- What is being asked
Search the listing below for the string "Paso" and copy every line where it occurs.

── Extracted information ──

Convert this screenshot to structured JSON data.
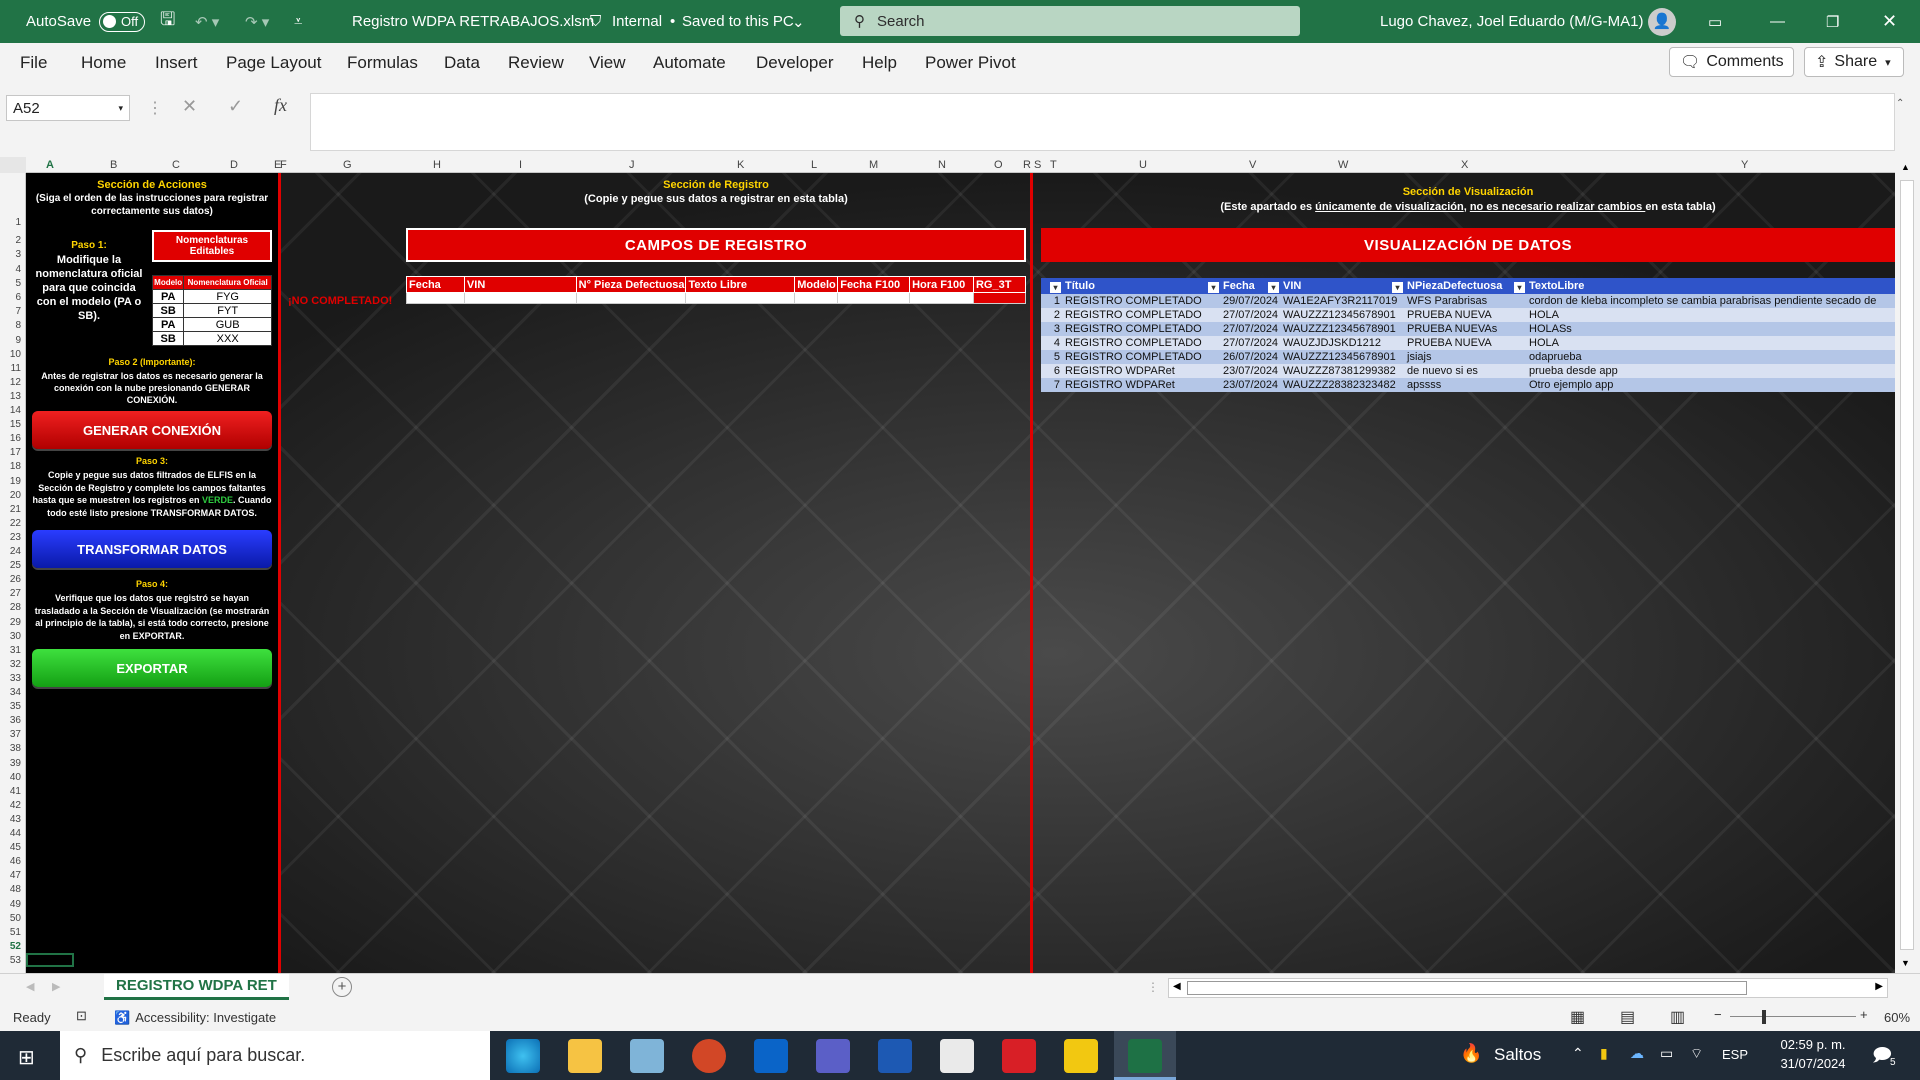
{
  "titlebar": {
    "autosave_label": "AutoSave",
    "autosave_state": "Off",
    "filename": "Registro WDPA RETRABAJOS.xlsm",
    "sensitivity": "Internal",
    "save_status": "Saved to this PC",
    "search_placeholder": "Search",
    "user": "Lugo Chavez, Joel Eduardo (M/G-MA1)"
  },
  "menu": {
    "items": [
      "File",
      "Home",
      "Insert",
      "Page Layout",
      "Formulas",
      "Data",
      "Review",
      "View",
      "Automate",
      "Developer",
      "Help",
      "Power Pivot"
    ],
    "comments_label": "Comments",
    "share_label": "Share"
  },
  "formula_bar": {
    "name_box": "A52",
    "fx": "fx",
    "formula": ""
  },
  "columns": [
    "A",
    "B",
    "C",
    "D",
    "E",
    "F",
    "G",
    "H",
    "I",
    "J",
    "K",
    "L",
    "M",
    "N",
    "O",
    "R",
    "S",
    "T",
    "U",
    "V",
    "W",
    "X",
    "Y"
  ],
  "rows": [
    "1",
    "2",
    "3",
    "4",
    "5",
    "6",
    "7",
    "8",
    "9",
    "10",
    "11",
    "12",
    "13",
    "14",
    "15",
    "16",
    "17",
    "18",
    "19",
    "20",
    "21",
    "22",
    "23",
    "24",
    "25",
    "26",
    "27",
    "28",
    "29",
    "30",
    "31",
    "32",
    "33",
    "34",
    "35",
    "36",
    "37",
    "38",
    "39",
    "40",
    "41",
    "42",
    "43",
    "44",
    "45",
    "46",
    "47",
    "48",
    "49",
    "50",
    "51",
    "52",
    "53"
  ],
  "actions": {
    "title": "Sección de Acciones",
    "subtitle": "(Siga el orden de las instrucciones para registrar correctamente sus datos)",
    "step1_title": "Paso 1:",
    "step1_text": "Modifique la nomenclatura oficial para que coincida con el modelo (PA o SB).",
    "nom_header": "Nomenclaturas Editables",
    "nom_col1": "Modelo",
    "nom_col2": "Nomenclatura Oficial",
    "nom_rows": [
      [
        "PA",
        "FYG"
      ],
      [
        "SB",
        "FYT"
      ],
      [
        "PA",
        "GUB"
      ],
      [
        "SB",
        "XXX"
      ]
    ],
    "step2_title": "Paso 2 (Importante):",
    "step2_text": "Antes de registrar los datos es necesario generar la conexión con la nube presionando GENERAR CONEXIÓN.",
    "btn_connect": "GENERAR CONEXIÓN",
    "step3_title": "Paso 3:",
    "step3_text_a": "Copie y pegue sus datos filtrados de ELFIS  en la Sección de Registro y complete los campos faltantes hasta que se muestren los registros en ",
    "step3_green": "VERDE",
    "step3_text_b": ". Cuando todo esté listo presione TRANSFORMAR DATOS.",
    "btn_transform": "TRANSFORMAR DATOS",
    "step4_title": "Paso 4:",
    "step4_text": "Verifique que los datos que registró se hayan trasladado a la Sección de Visualización (se mostrarán al principio de la tabla), si está todo correcto, presione en EXPORTAR.",
    "btn_export": "EXPORTAR"
  },
  "registro": {
    "title": "Sección de Registro",
    "subtitle": "(Copie y pegue sus datos a registrar en esta tabla)",
    "banner": "CAMPOS DE REGISTRO",
    "status": "¡NO COMPLETADO!",
    "headers": [
      "Fecha",
      "VIN",
      "N° Pieza Defectuosa",
      "Texto Libre",
      "Modelo",
      "Fecha F100",
      "Hora F100",
      "RG_3T"
    ]
  },
  "visualizacion": {
    "title": "Sección de Visualización",
    "sub_a": "(Este apartado es ",
    "sub_u1": "únicamente de visualización",
    "sub_b": ", ",
    "sub_u2": "no es necesario realizar cambios ",
    "sub_c": "en esta tabla)",
    "banner": "VISUALIZACIÓN DE DATOS",
    "headers": [
      "Título",
      "Fecha",
      "VIN",
      "NPiezaDefectuosa",
      "TextoLibre"
    ],
    "rows": [
      [
        "1",
        "REGISTRO COMPLETADO",
        "29/07/2024",
        "WA1E2AFY3R2117019",
        "WFS Parabrisas",
        "cordon de kleba incompleto se cambia parabrisas pendiente secado de"
      ],
      [
        "2",
        "REGISTRO COMPLETADO",
        "27/07/2024",
        "WAUZZZ12345678901",
        "PRUEBA NUEVA",
        "HOLA"
      ],
      [
        "3",
        "REGISTRO COMPLETADO",
        "27/07/2024",
        "WAUZZZ12345678901",
        "PRUEBA NUEVAs",
        "HOLASs"
      ],
      [
        "4",
        "REGISTRO COMPLETADO",
        "27/07/2024",
        "WAUZJDJSKD1212",
        "PRUEBA NUEVA",
        "HOLA"
      ],
      [
        "5",
        "REGISTRO COMPLETADO",
        "26/07/2024",
        "WAUZZZ12345678901",
        "jsiajs",
        "odaprueba"
      ],
      [
        "6",
        "REGISTRO WDPARet",
        "23/07/2024",
        "WAUZZZ87381299382",
        "de nuevo si es",
        "prueba desde app"
      ],
      [
        "7",
        "REGISTRO WDPARet",
        "23/07/2024",
        "WAUZZZ28382323482",
        "apssss",
        "Otro ejemplo app"
      ]
    ]
  },
  "sheet_tab": "REGISTRO WDPA RET",
  "status": {
    "ready": "Ready",
    "accessibility": "Accessibility: Investigate",
    "zoom": "60%"
  },
  "taskbar": {
    "search_placeholder": "Escribe aquí para buscar.",
    "weather": "Saltos",
    "lang": "ESP",
    "time": "02:59 p. m.",
    "date": "31/07/2024",
    "notif_count": "5"
  }
}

───

- Worked solution
    "step1_title": "Paso 1:",
    "step2_title": "Paso 2 (Importante):",
    "step3_title": "Paso 3:",
    "step4_title": "Paso 4:",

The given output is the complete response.